WHAT TO PRODUCE:
Give the listing again in full, exactly as written.
====== PROVIDED ENTRIES
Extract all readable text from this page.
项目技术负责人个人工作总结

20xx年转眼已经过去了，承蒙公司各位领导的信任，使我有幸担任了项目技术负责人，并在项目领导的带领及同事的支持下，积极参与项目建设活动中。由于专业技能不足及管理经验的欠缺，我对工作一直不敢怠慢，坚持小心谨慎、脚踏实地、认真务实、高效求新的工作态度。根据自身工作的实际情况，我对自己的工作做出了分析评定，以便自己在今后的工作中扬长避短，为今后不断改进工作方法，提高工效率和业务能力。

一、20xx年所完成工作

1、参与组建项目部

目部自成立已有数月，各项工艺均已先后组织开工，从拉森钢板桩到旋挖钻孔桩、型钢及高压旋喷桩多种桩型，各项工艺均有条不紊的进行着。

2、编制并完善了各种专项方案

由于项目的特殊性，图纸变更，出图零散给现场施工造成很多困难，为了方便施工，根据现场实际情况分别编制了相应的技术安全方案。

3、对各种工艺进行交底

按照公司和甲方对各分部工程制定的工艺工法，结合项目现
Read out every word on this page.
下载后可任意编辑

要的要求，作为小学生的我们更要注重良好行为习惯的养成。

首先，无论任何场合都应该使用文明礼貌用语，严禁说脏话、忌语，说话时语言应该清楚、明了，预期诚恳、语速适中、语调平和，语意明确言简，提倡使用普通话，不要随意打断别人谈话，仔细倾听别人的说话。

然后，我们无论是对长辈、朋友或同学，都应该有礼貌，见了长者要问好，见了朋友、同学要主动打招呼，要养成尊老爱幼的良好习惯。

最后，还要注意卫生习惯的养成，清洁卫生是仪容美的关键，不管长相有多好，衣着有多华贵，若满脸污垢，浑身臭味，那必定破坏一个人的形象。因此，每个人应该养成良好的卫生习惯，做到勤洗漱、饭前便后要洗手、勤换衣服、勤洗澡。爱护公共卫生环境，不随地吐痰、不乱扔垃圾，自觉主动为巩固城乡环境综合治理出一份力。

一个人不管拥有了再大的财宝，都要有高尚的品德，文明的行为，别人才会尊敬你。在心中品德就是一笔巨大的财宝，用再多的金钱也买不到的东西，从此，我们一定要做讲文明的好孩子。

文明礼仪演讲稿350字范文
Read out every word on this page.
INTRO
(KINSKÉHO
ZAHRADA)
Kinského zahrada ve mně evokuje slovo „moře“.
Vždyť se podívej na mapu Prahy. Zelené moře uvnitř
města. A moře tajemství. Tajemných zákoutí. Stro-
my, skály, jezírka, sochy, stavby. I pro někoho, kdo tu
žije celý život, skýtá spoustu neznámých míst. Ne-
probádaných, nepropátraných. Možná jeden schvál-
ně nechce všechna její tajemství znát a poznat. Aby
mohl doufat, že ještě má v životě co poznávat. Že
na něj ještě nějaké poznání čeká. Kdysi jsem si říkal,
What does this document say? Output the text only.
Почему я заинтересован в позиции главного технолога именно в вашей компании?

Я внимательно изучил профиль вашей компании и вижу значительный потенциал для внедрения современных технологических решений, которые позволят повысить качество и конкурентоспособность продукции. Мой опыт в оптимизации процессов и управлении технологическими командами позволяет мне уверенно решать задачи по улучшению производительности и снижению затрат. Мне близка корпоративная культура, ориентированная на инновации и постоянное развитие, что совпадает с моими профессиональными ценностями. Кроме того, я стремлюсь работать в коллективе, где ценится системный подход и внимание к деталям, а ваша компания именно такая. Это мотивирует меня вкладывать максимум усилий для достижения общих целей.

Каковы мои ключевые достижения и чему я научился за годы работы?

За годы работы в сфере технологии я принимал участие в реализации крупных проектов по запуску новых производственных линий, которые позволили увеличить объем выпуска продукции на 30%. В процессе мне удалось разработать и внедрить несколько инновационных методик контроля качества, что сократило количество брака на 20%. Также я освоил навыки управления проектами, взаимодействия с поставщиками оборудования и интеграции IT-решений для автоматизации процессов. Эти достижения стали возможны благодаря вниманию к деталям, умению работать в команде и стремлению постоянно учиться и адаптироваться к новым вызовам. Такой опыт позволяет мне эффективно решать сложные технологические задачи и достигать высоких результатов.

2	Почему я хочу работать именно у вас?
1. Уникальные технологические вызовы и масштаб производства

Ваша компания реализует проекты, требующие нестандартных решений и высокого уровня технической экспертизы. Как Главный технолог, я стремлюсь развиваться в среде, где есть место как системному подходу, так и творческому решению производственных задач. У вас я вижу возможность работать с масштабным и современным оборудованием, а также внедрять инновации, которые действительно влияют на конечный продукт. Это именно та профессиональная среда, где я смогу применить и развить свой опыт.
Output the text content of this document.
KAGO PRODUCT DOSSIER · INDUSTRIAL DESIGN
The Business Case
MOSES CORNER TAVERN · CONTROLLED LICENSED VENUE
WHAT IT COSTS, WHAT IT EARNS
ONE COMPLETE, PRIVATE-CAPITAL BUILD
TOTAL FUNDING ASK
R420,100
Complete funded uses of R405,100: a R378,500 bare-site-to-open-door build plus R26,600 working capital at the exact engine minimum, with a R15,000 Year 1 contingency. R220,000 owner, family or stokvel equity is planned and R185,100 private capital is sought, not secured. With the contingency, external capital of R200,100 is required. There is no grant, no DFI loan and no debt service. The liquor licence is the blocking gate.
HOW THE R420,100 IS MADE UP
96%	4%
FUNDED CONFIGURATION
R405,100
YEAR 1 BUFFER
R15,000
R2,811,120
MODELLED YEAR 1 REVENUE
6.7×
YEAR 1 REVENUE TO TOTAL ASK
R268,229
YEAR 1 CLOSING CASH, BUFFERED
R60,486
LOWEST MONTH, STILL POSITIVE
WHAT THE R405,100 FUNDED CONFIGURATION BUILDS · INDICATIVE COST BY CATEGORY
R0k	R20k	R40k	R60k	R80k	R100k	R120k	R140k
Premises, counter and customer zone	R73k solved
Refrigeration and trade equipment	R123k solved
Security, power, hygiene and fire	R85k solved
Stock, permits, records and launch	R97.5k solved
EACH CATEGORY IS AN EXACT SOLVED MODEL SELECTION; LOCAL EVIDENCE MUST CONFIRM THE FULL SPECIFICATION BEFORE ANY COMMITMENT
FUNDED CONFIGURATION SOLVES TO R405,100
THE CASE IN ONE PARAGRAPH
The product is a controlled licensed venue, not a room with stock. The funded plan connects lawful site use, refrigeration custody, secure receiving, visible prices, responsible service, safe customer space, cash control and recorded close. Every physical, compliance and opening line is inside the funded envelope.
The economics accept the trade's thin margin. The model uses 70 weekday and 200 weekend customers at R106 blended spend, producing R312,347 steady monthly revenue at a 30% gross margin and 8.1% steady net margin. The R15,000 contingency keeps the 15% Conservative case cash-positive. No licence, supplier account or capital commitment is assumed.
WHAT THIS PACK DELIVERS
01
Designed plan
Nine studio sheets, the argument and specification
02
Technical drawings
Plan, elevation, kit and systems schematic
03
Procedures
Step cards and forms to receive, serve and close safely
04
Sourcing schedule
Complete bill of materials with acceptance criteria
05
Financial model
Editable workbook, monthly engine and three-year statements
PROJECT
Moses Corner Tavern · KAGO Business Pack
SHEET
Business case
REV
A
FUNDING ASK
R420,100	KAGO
============
EXERCISE OUTPUT:
Extract all readable text from this page.
项目技术负责人个人工作总结

20xx年转眼已经过去了，承蒙公司各位领导的信任，使我有幸担任了项目技术负责人，并在项目领导的带领及同事的支持下，积极参与项目建设活动中。由于专业技能不足及管理经验的欠缺，我对工作一直不敢怠慢，坚持小心谨慎、脚踏实地、认真务实、高效求新的工作态度。根据自身工作的实际情况，我对自己的工作做出了分析评定，以便自己在今后的工作中扬长避短，为今后不断改进工作方法，提高工效率和业务能力。

一、20xx年所完成工作

1、参与组建项目部

目部自成立已有数月，各项工艺均已先后组织开工，从拉森钢板桩到旋挖钻孔桩、型钢及高压旋喷桩多种桩型，各项工艺均有条不紊的进行着。

2、编制并完善了各种专项方案

由于项目的特殊性，图纸变更，出图零散给现场施工造成很多困难，为了方便施工，根据现场实际情况分别编制了相应的技术安全方案。

3、对各种工艺进行交底

按照公司和甲方对各分部工程制定的工艺工法，结合项目现
Read out every word on this page.
下载后可任意编辑

要的要求，作为小学生的我们更要注重良好行为习惯的养成。

首先，无论任何场合都应该使用文明礼貌用语，严禁说脏话、忌语，说话时语言应该清楚、明了，预期诚恳、语速适中、语调平和，语意明确言简，提倡使用普通话，不要随意打断别人谈话，仔细倾听别人的说话。

然后，我们无论是对长辈、朋友或同学，都应该有礼貌，见了长者要问好，见了朋友、同学要主动打招呼，要养成尊老爱幼的良好习惯。

最后，还要注意卫生习惯的养成，清洁卫生是仪容美的关键，不管长相有多好，衣着有多华贵，若满脸污垢，浑身臭味，那必定破坏一个人的形象。因此，每个人应该养成良好的卫生习惯，做到勤洗漱、饭前便后要洗手、勤换衣服、勤洗澡。爱护公共卫生环境，不随地吐痰、不乱扔垃圾，自觉主动为巩固城乡环境综合治理出一份力。

一个人不管拥有了再大的财宝，都要有高尚的品德，文明的行为，别人才会尊敬你。在心中品德就是一笔巨大的财宝，用再多的金钱也买不到的东西，从此，我们一定要做讲文明的好孩子。

文明礼仪演讲稿350字范文
Read out every word on this page.
INTRO
(KINSKÉHO
ZAHRADA)
Kinského zahrada ve mně evokuje slovo „moře“.
Vždyť se podívej na mapu Prahy. Zelené moře uvnitř
města. A moře tajemství. Tajemných zákoutí. Stro-
my, skály, jezírka, sochy, stavby. I pro někoho, kdo tu
žije celý život, skýtá spoustu neznámých míst. Ne-
probádaných, nepropátraných. Možná jeden schvál-
ně nechce všechna její tajemství znát a poznat. Aby
mohl doufat, že ještě má v životě co poznávat. Že
na něj ještě nějaké poznání čeká. Kdysi jsem si říkal,
What does this document say? Output the text only.
Почему я заинтересован в позиции главного технолога именно в вашей компании?

Я внимательно изучил профиль вашей компании и вижу значительный потенциал для внедрения современных технологических решений, которые позволят повысить качество и конкурентоспособность продукции. Мой опыт в оптимизации процессов и управлении технологическими командами позволяет мне уверенно решать задачи по улучшению производительности и снижению затрат. Мне близка корпоративная культура, ориентированная на инновации и постоянное развитие, что совпадает с моими профессиональными ценностями. Кроме того, я стремлюсь работать в коллективе, где ценится системный подход и внимание к деталям, а ваша компания именно такая. Это мотивирует меня вкладывать максимум усилий для достижения общих целей.

Каковы мои ключевые достижения и чему я научился за годы работы?

За годы работы в сфере технологии я принимал участие в реализации крупных проектов по запуску новых производственных линий, которые позволили увеличить объем выпуска продукции на 30%. В процессе мне удалось разработать и внедрить несколько инновационных методик контроля качества, что сократило количество брака на 20%. Также я освоил навыки управления проектами, взаимодействия с поставщиками оборудования и интеграции IT-решений для автоматизации процессов. Эти достижения стали возможны благодаря вниманию к деталям, умению работать в команде и стремлению постоянно учиться и адаптироваться к новым вызовам. Такой опыт позволяет мне эффективно решать сложные технологические задачи и достигать высоких результатов.

2	Почему я хочу работать именно у вас?
1. Уникальные технологические вызовы и масштаб производства

Ваша компания реализует проекты, требующие нестандартных решений и высокого уровня технической экспертизы. Как Главный технолог, я стремлюсь развиваться в среде, где есть место как системному подходу, так и творческому решению производственных задач. У вас я вижу возможность работать с масштабным и современным оборудованием, а также внедрять инновации, которые действительно влияют на конечный продукт. Это именно та профессиональная среда, где я смогу применить и развить свой опыт.
Output the text content of this document.
KAGO PRODUCT DOSSIER · INDUSTRIAL DESIGN
The Business Case
MOSES CORNER TAVERN · CONTROLLED LICENSED VENUE
WHAT IT COSTS, WHAT IT EARNS
ONE COMPLETE, PRIVATE-CAPITAL BUILD
TOTAL FUNDING ASK
R420,100
Complete funded uses of R405,100: a R378,500 bare-site-to-open-door build plus R26,600 working capital at the exact engine minimum, with a R15,000 Year 1 contingency. R220,000 owner, family or stokvel equity is planned and R185,100 private capital is sought, not secured. With the contingency, external capital of R200,100 is required. There is no grant, no DFI loan and no debt service. The liquor licence is the blocking gate.
HOW THE R420,100 IS MADE UP
96%	4%
FUNDED CONFIGURATION
R405,100
YEAR 1 BUFFER
R15,000
R2,811,120
MODELLED YEAR 1 REVENUE
6.7×
YEAR 1 REVENUE TO TOTAL ASK
R268,229
YEAR 1 CLOSING CASH, BUFFERED
R60,486
LOWEST MONTH, STILL POSITIVE
WHAT THE R405,100 FUNDED CONFIGURATION BUILDS · INDICATIVE COST BY CATEGORY
R0k	R20k	R40k	R60k	R80k	R100k	R120k	R140k
Premises, counter and customer zone	R73k solved
Refrigeration and trade equipment	R123k solved
Security, power, hygiene and fire	R85k solved
Stock, permits, records and launch	R97.5k solved
EACH CATEGORY IS AN EXACT SOLVED MODEL SELECTION; LOCAL EVIDENCE MUST CONFIRM THE FULL SPECIFICATION BEFORE ANY COMMITMENT
FUNDED CONFIGURATION SOLVES TO R405,100
THE CASE IN ONE PARAGRAPH
The product is a controlled licensed venue, not a room with stock. The funded plan connects lawful site use, refrigeration custody, secure receiving, visible prices, responsible service, safe customer space, cash control and recorded close. Every physical, compliance and opening line is inside the funded envelope.
The economics accept the trade's thin margin. The model uses 70 weekday and 200 weekend customers at R106 blended spend, producing R312,347 steady monthly revenue at a 30% gross margin and 8.1% steady net margin. The R15,000 contingency keeps the 15% Conservative case cash-positive. No licence, supplier account or capital commitment is assumed.
WHAT THIS PACK DELIVERS
01
Designed plan
Nine studio sheets, the argument and specification
02
Technical drawings
Plan, elevation, kit and systems schematic
03
Procedures
Step cards and forms to receive, serve and close safely
04
Sourcing schedule
Complete bill of materials with acceptance criteria
05
Financial model
Editable workbook, monthly engine and three-year statements
PROJECT
Moses Corner Tavern · KAGO Business Pack
SHEET
Business case
REV
A
FUNDING ASK
R420,100	KAGO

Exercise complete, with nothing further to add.